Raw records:
------------------------------------------------------------------------

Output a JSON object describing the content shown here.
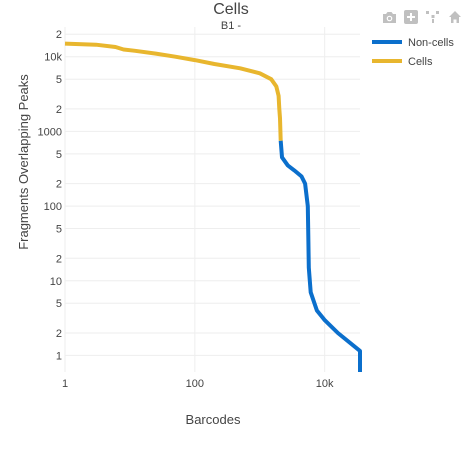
{
  "toolbar": {
    "icons": [
      "camera-icon",
      "zoom-in-icon",
      "pan-icon",
      "home-icon"
    ],
    "icon_color": "#c0c0c0"
  },
  "chart_data": {
    "type": "line",
    "title": "Cells",
    "subtitle": "B1 -",
    "xlabel": "Barcodes",
    "ylabel": "Fragments Overlapping Peaks",
    "x_scale": "log",
    "y_scale": "log",
    "xlim": [
      1,
      35000
    ],
    "ylim": [
      0.6,
      25000
    ],
    "grid": true,
    "legend_position": "top-right",
    "x_tick_labels": [
      "1",
      "100",
      "10k"
    ],
    "y_tick_labels": [
      "2",
      "10k",
      "5",
      "2",
      "1000",
      "5",
      "2",
      "100",
      "5",
      "2",
      "10",
      "5",
      "2",
      "1"
    ],
    "series": [
      {
        "name": "Non-cells",
        "color": "#0b6fcc",
        "points": [
          [
            2100,
            750
          ],
          [
            2200,
            450
          ],
          [
            2700,
            350
          ],
          [
            3400,
            300
          ],
          [
            4400,
            250
          ],
          [
            5000,
            200
          ],
          [
            5500,
            100
          ],
          [
            5600,
            40
          ],
          [
            5700,
            15
          ],
          [
            6100,
            7
          ],
          [
            7600,
            4
          ],
          [
            9900,
            3
          ],
          [
            16000,
            2
          ],
          [
            35000,
            1.15
          ],
          [
            35000,
            0.6
          ]
        ]
      },
      {
        "name": "Cells",
        "color": "#e8b62e",
        "points": [
          [
            1,
            15000
          ],
          [
            3,
            14500
          ],
          [
            6,
            13500
          ],
          [
            8,
            12500
          ],
          [
            12,
            12000
          ],
          [
            25,
            11000
          ],
          [
            50,
            10000
          ],
          [
            100,
            9000
          ],
          [
            200,
            8000
          ],
          [
            500,
            7000
          ],
          [
            1000,
            6000
          ],
          [
            1500,
            5000
          ],
          [
            1800,
            4000
          ],
          [
            1950,
            3000
          ],
          [
            2000,
            2000
          ],
          [
            2050,
            1500
          ],
          [
            2100,
            750
          ]
        ]
      }
    ]
  }
}
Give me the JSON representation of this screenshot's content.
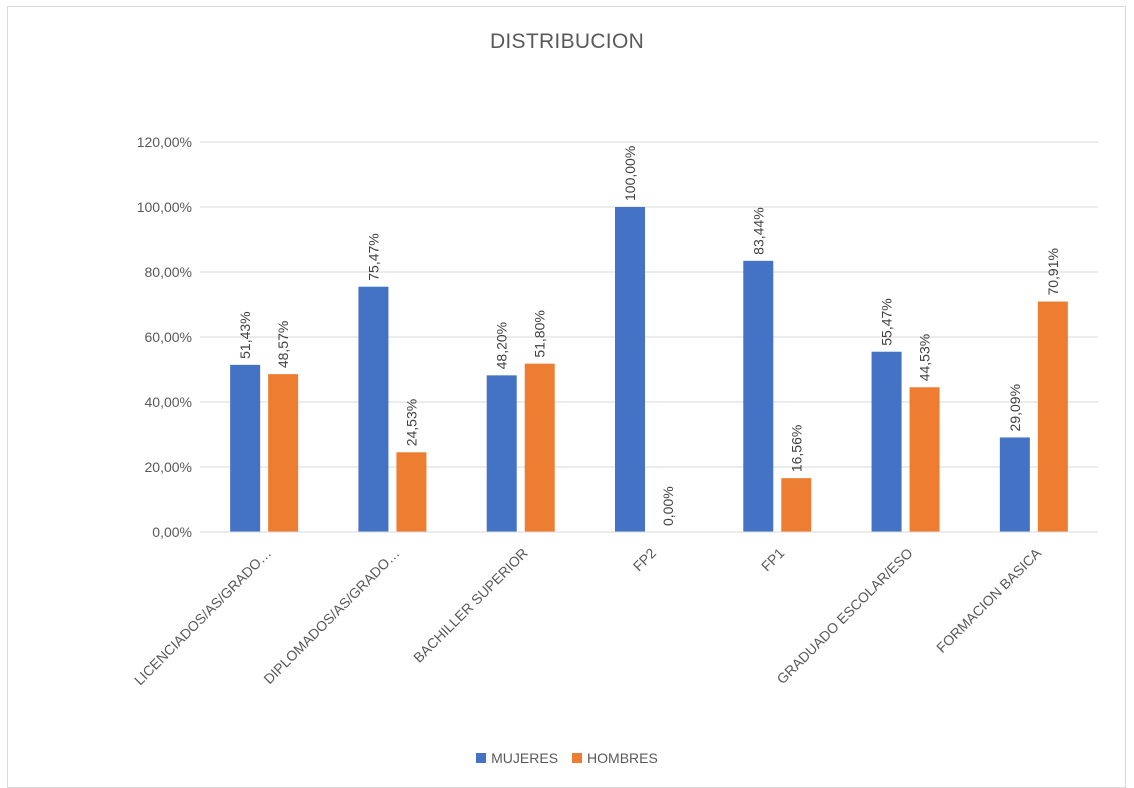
{
  "chart_data": {
    "type": "bar",
    "title": "DISTRIBUCION",
    "categories": [
      "LICENCIADOS/AS/GRADO…",
      "DIPLOMADOS/AS/GRADO…",
      "BACHILLER SUPERIOR",
      "FP2",
      "FP1",
      "GRADUADO ESCOLAR/ESO",
      "FORMACION BASICA"
    ],
    "series": [
      {
        "name": "MUJERES",
        "color": "#4472c4",
        "values": [
          51.43,
          75.47,
          48.2,
          100.0,
          83.44,
          55.47,
          29.09
        ],
        "labels": [
          "51,43%",
          "75,47%",
          "48,20%",
          "100,00%",
          "83,44%",
          "55,47%",
          "29,09%"
        ]
      },
      {
        "name": "HOMBRES",
        "color": "#ed7d31",
        "values": [
          48.57,
          24.53,
          51.8,
          0.0,
          16.56,
          44.53,
          70.91
        ],
        "labels": [
          "48,57%",
          "24,53%",
          "51,80%",
          "0,00%",
          "16,56%",
          "44,53%",
          "70,91%"
        ]
      }
    ],
    "ylim": [
      0,
      120
    ],
    "yticks": [
      0,
      20,
      40,
      60,
      80,
      100,
      120
    ],
    "ytick_labels": [
      "0,00%",
      "20,00%",
      "40,00%",
      "60,00%",
      "80,00%",
      "100,00%",
      "120,00%"
    ],
    "xlabel": "",
    "ylabel": "",
    "grid": true,
    "legend": "bottom"
  }
}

------------------------------------------------------------------------

PROBLEM TO WORK ON
Keep the pictures out of your copy, and repeat every entry above exactly.

RESULT
Output a JSON object describing the content shown here.
{
  "toolbar": {
    "icons": [
      "camera-icon",
      "zoom-in-icon",
      "pan-icon",
      "home-icon"
    ],
    "icon_color": "#c0c0c0"
  },
  "chart_data": {
    "type": "line",
    "title": "Cells",
    "subtitle": "B1 -",
    "xlabel": "Barcodes",
    "ylabel": "Fragments Overlapping Peaks",
    "x_scale": "log",
    "y_scale": "log",
    "xlim": [
      1,
      35000
    ],
    "ylim": [
      0.6,
      25000
    ],
    "grid": true,
    "legend_position": "top-right",
    "x_tick_labels": [
      "1",
      "100",
      "10k"
    ],
    "y_tick_labels": [
      "2",
      "10k",
      "5",
      "2",
      "1000",
      "5",
      "2",
      "100",
      "5",
      "2",
      "10",
      "5",
      "2",
      "1"
    ],
    "series": [
      {
        "name": "Non-cells",
        "color": "#0b6fcc",
        "points": [
          [
            2100,
            750
          ],
          [
            2200,
            450
          ],
          [
            2700,
            350
          ],
          [
            3400,
            300
          ],
          [
            4400,
            250
          ],
          [
            5000,
            200
          ],
          [
            5500,
            100
          ],
          [
            5600,
            40
          ],
          [
            5700,
            15
          ],
          [
            6100,
            7
          ],
          [
            7600,
            4
          ],
          [
            9900,
            3
          ],
          [
            16000,
            2
          ],
          [
            35000,
            1.15
          ],
          [
            35000,
            0.6
          ]
        ]
      },
      {
        "name": "Cells",
        "color": "#e8b62e",
        "points": [
          [
            1,
            15000
          ],
          [
            3,
            14500
          ],
          [
            6,
            13500
          ],
          [
            8,
            12500
          ],
          [
            12,
            12000
          ],
          [
            25,
            11000
          ],
          [
            50,
            10000
          ],
          [
            100,
            9000
          ],
          [
            200,
            8000
          ],
          [
            500,
            7000
          ],
          [
            1000,
            6000
          ],
          [
            1500,
            5000
          ],
          [
            1800,
            4000
          ],
          [
            1950,
            3000
          ],
          [
            2000,
            2000
          ],
          [
            2050,
            1500
          ],
          [
            2100,
            750
          ]
        ]
      }
    ]
  }
}
Give me the JSON representation of this screenshot's content.
{
  "chart_data": {
    "type": "bar",
    "title": "DISTRIBUCION",
    "categories": [
      "LICENCIADOS/AS/GRADO…",
      "DIPLOMADOS/AS/GRADO…",
      "BACHILLER SUPERIOR",
      "FP2",
      "FP1",
      "GRADUADO ESCOLAR/ESO",
      "FORMACION BASICA"
    ],
    "series": [
      {
        "name": "MUJERES",
        "color": "#4472c4",
        "values": [
          51.43,
          75.47,
          48.2,
          100.0,
          83.44,
          55.47,
          29.09
        ],
        "labels": [
          "51,43%",
          "75,47%",
          "48,20%",
          "100,00%",
          "83,44%",
          "55,47%",
          "29,09%"
        ]
      },
      {
        "name": "HOMBRES",
        "color": "#ed7d31",
        "values": [
          48.57,
          24.53,
          51.8,
          0.0,
          16.56,
          44.53,
          70.91
        ],
        "labels": [
          "48,57%",
          "24,53%",
          "51,80%",
          "0,00%",
          "16,56%",
          "44,53%",
          "70,91%"
        ]
      }
    ],
    "ylim": [
      0,
      120
    ],
    "yticks": [
      0,
      20,
      40,
      60,
      80,
      100,
      120
    ],
    "ytick_labels": [
      "0,00%",
      "20,00%",
      "40,00%",
      "60,00%",
      "80,00%",
      "100,00%",
      "120,00%"
    ],
    "xlabel": "",
    "ylabel": "",
    "grid": true,
    "legend": "bottom"
  }
}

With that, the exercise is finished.